begin Extracted entries
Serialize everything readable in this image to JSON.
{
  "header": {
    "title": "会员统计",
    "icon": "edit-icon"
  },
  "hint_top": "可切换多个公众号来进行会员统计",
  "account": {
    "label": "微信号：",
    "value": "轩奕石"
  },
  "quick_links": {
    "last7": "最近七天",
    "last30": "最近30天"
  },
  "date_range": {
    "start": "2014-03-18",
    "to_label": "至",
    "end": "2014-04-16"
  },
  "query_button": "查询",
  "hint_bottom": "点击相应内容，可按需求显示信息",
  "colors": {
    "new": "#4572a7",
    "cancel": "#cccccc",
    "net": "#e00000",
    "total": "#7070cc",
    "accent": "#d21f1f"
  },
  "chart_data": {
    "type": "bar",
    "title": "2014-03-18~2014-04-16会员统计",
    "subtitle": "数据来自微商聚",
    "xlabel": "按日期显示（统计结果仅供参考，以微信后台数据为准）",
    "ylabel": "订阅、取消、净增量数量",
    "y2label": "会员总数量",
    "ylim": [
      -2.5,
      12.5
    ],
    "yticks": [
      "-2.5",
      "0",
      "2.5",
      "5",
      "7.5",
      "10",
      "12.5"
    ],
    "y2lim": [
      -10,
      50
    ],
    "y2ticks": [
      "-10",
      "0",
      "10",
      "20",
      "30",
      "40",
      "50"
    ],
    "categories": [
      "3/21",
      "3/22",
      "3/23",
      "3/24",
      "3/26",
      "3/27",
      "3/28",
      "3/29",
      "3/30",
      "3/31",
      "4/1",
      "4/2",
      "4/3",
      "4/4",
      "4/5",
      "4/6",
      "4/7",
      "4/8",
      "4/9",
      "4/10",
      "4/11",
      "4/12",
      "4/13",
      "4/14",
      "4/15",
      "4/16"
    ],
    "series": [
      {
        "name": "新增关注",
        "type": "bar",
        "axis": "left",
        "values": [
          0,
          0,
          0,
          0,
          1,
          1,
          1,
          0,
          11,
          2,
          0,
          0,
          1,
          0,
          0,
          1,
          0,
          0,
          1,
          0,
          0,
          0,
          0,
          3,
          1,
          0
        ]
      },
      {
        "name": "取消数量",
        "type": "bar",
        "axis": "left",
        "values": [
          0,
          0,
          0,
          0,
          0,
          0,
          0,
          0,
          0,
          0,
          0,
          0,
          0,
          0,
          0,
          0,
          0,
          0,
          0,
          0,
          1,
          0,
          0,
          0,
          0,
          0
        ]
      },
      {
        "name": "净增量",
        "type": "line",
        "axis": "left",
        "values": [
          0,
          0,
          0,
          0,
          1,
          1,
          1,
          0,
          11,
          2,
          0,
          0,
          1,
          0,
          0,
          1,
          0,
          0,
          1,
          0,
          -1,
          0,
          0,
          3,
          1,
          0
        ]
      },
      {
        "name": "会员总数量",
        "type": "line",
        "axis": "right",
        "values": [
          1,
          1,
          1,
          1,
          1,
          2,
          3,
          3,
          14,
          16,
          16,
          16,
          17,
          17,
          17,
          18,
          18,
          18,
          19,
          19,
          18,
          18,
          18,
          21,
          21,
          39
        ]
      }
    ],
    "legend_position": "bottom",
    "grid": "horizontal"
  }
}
end Extracted entries
What needs to be done: Set down all of the records shown above once more, exactly.

Task result:
Serialize everything readable in this image to JSON.
{
  "header": {
    "title": "会员统计",
    "icon": "edit-icon"
  },
  "hint_top": "可切换多个公众号来进行会员统计",
  "account": {
    "label": "微信号：",
    "value": "轩奕石"
  },
  "quick_links": {
    "last7": "最近七天",
    "last30": "最近30天"
  },
  "date_range": {
    "start": "2014-03-18",
    "to_label": "至",
    "end": "2014-04-16"
  },
  "query_button": "查询",
  "hint_bottom": "点击相应内容，可按需求显示信息",
  "colors": {
    "new": "#4572a7",
    "cancel": "#cccccc",
    "net": "#e00000",
    "total": "#7070cc",
    "accent": "#d21f1f"
  },
  "chart_data": {
    "type": "bar",
    "title": "2014-03-18~2014-04-16会员统计",
    "subtitle": "数据来自微商聚",
    "xlabel": "按日期显示（统计结果仅供参考，以微信后台数据为准）",
    "ylabel": "订阅、取消、净增量数量",
    "y2label": "会员总数量",
    "ylim": [
      -2.5,
      12.5
    ],
    "yticks": [
      "-2.5",
      "0",
      "2.5",
      "5",
      "7.5",
      "10",
      "12.5"
    ],
    "y2lim": [
      -10,
      50
    ],
    "y2ticks": [
      "-10",
      "0",
      "10",
      "20",
      "30",
      "40",
      "50"
    ],
    "categories": [
      "3/21",
      "3/22",
      "3/23",
      "3/24",
      "3/26",
      "3/27",
      "3/28",
      "3/29",
      "3/30",
      "3/31",
      "4/1",
      "4/2",
      "4/3",
      "4/4",
      "4/5",
      "4/6",
      "4/7",
      "4/8",
      "4/9",
      "4/10",
      "4/11",
      "4/12",
      "4/13",
      "4/14",
      "4/15",
      "4/16"
    ],
    "series": [
      {
        "name": "新增关注",
        "type": "bar",
        "axis": "left",
        "values": [
          0,
          0,
          0,
          0,
          1,
          1,
          1,
          0,
          11,
          2,
          0,
          0,
          1,
          0,
          0,
          1,
          0,
          0,
          1,
          0,
          0,
          0,
          0,
          3,
          1,
          0
        ]
      },
      {
        "name": "取消数量",
        "type": "bar",
        "axis": "left",
        "values": [
          0,
          0,
          0,
          0,
          0,
          0,
          0,
          0,
          0,
          0,
          0,
          0,
          0,
          0,
          0,
          0,
          0,
          0,
          0,
          0,
          1,
          0,
          0,
          0,
          0,
          0
        ]
      },
      {
        "name": "净增量",
        "type": "line",
        "axis": "left",
        "values": [
          0,
          0,
          0,
          0,
          1,
          1,
          1,
          0,
          11,
          2,
          0,
          0,
          1,
          0,
          0,
          1,
          0,
          0,
          1,
          0,
          -1,
          0,
          0,
          3,
          1,
          0
        ]
      },
      {
        "name": "会员总数量",
        "type": "line",
        "axis": "right",
        "values": [
          1,
          1,
          1,
          1,
          1,
          2,
          3,
          3,
          14,
          16,
          16,
          16,
          17,
          17,
          17,
          18,
          18,
          18,
          19,
          19,
          18,
          18,
          18,
          21,
          21,
          39
        ]
      }
    ],
    "legend_position": "bottom",
    "grid": "horizontal"
  }
}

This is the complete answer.